### Task directions
State the number of lines below in which the word "предоставление" appears. Nothing else belongs in the answer.

(Saved entries)
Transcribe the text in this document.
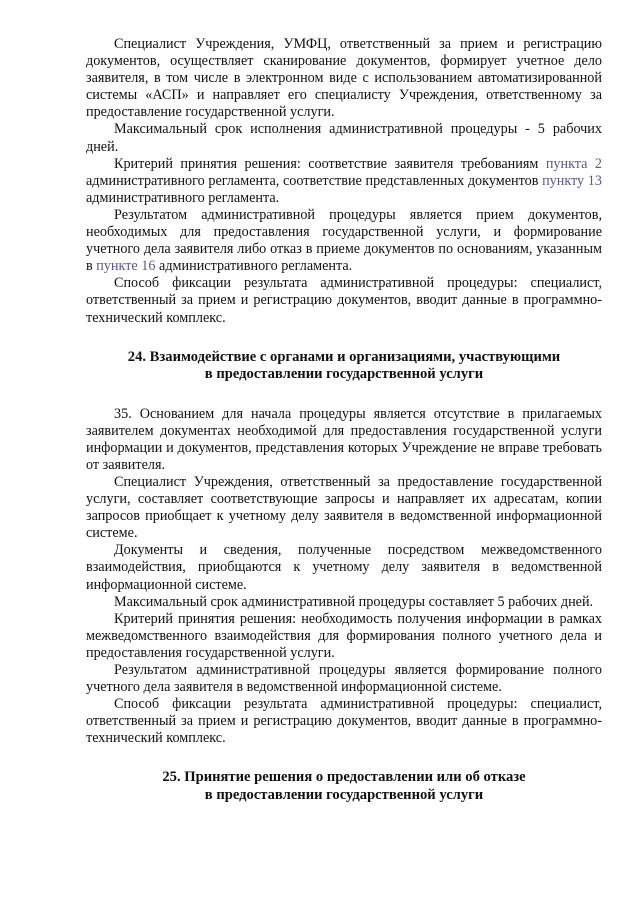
Специалист Учреждения, УМФЦ, ответственный за прием и регистрацию документов, осуществляет сканирование документов, формирует учетное дело заявителя, в том числе в электронном виде с использованием автоматизированной системы «АСП» и направляет его специалисту Учреждения, ответственному за предоставление государственной услуги.

Максимальный срок исполнения административной процедуры - 5 рабочих дней.

Критерий принятия решения: соответствие заявителя требованиям пункта 2 административного регламента, соответствие представленных документов пункту 13 административного регламента.

Результатом административной процедуры является прием документов, необходимых для предоставления государственной услуги, и формирование учетного дела заявителя либо отказ в приеме документов по основаниям, указанным в пункте 16 административного регламента.

Способ фиксации результата административной процедуры: специалист, ответственный за прием и регистрацию документов, вводит данные в программно-технический комплекс.

24. Взаимодействие с органами и организациями, участвующими
в предоставлении государственной услуги

35. Основанием для начала процедуры является отсутствие в прилагаемых заявителем документах необходимой для предоставления государственной услуги информации и документов, представления которых Учреждение не вправе требовать от заявителя.

Специалист Учреждения, ответственный за предоставление государственной услуги, составляет соответствующие запросы и направляет их адресатам, копии запросов приобщает к учетному делу заявителя в ведомственной информационной системе.

Документы и сведения, полученные посредством межведомственного взаимодействия, приобщаются к учетному делу заявителя в ведомственной информационной системе.

Максимальный срок административной процедуры составляет 5 рабочих дней.

Критерий принятия решения: необходимость получения информации в рамках межведомственного взаимодействия для формирования полного учетного дела и предоставления государственной услуги.

Результатом административной процедуры является формирование полного учетного дела заявителя в ведомственной информационной системе.

Способ фиксации результата административной процедуры: специалист, ответственный за прием и регистрацию документов, вводит данные в программно-технический комплекс.

25. Принятие решения о предоставлении или об отказе
в предоставлении государственной услуги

### Solved problem
2